▸ PROVIDED RECORDS
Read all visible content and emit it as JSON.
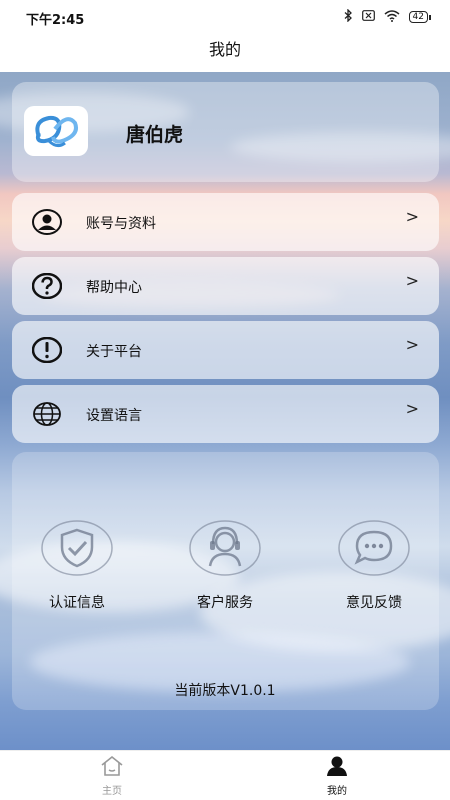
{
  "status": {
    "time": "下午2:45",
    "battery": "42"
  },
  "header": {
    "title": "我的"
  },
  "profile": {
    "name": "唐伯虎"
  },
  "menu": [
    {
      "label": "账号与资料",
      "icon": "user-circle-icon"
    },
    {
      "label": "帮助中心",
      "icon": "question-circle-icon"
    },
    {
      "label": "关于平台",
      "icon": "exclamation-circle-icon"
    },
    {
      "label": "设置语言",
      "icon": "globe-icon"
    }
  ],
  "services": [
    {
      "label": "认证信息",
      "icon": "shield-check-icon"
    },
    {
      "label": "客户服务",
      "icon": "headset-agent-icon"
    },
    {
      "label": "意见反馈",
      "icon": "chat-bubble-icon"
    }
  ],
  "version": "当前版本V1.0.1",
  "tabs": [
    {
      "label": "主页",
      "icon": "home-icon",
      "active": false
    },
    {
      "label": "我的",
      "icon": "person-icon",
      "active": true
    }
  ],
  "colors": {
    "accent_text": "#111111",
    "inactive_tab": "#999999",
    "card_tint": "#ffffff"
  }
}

▸ TASK TO COMPLETE
Omit pictures; set down the rest of the material word for word.

▸ SOLUTION
Read all visible content and emit it as JSON.
{
  "status": {
    "time": "下午2:45",
    "battery": "42"
  },
  "header": {
    "title": "我的"
  },
  "profile": {
    "name": "唐伯虎"
  },
  "menu": [
    {
      "label": "账号与资料",
      "icon": "user-circle-icon"
    },
    {
      "label": "帮助中心",
      "icon": "question-circle-icon"
    },
    {
      "label": "关于平台",
      "icon": "exclamation-circle-icon"
    },
    {
      "label": "设置语言",
      "icon": "globe-icon"
    }
  ],
  "services": [
    {
      "label": "认证信息",
      "icon": "shield-check-icon"
    },
    {
      "label": "客户服务",
      "icon": "headset-agent-icon"
    },
    {
      "label": "意见反馈",
      "icon": "chat-bubble-icon"
    }
  ],
  "version": "当前版本V1.0.1",
  "tabs": [
    {
      "label": "主页",
      "icon": "home-icon",
      "active": false
    },
    {
      "label": "我的",
      "icon": "person-icon",
      "active": true
    }
  ],
  "colors": {
    "accent_text": "#111111",
    "inactive_tab": "#999999",
    "card_tint": "#ffffff"
  }
}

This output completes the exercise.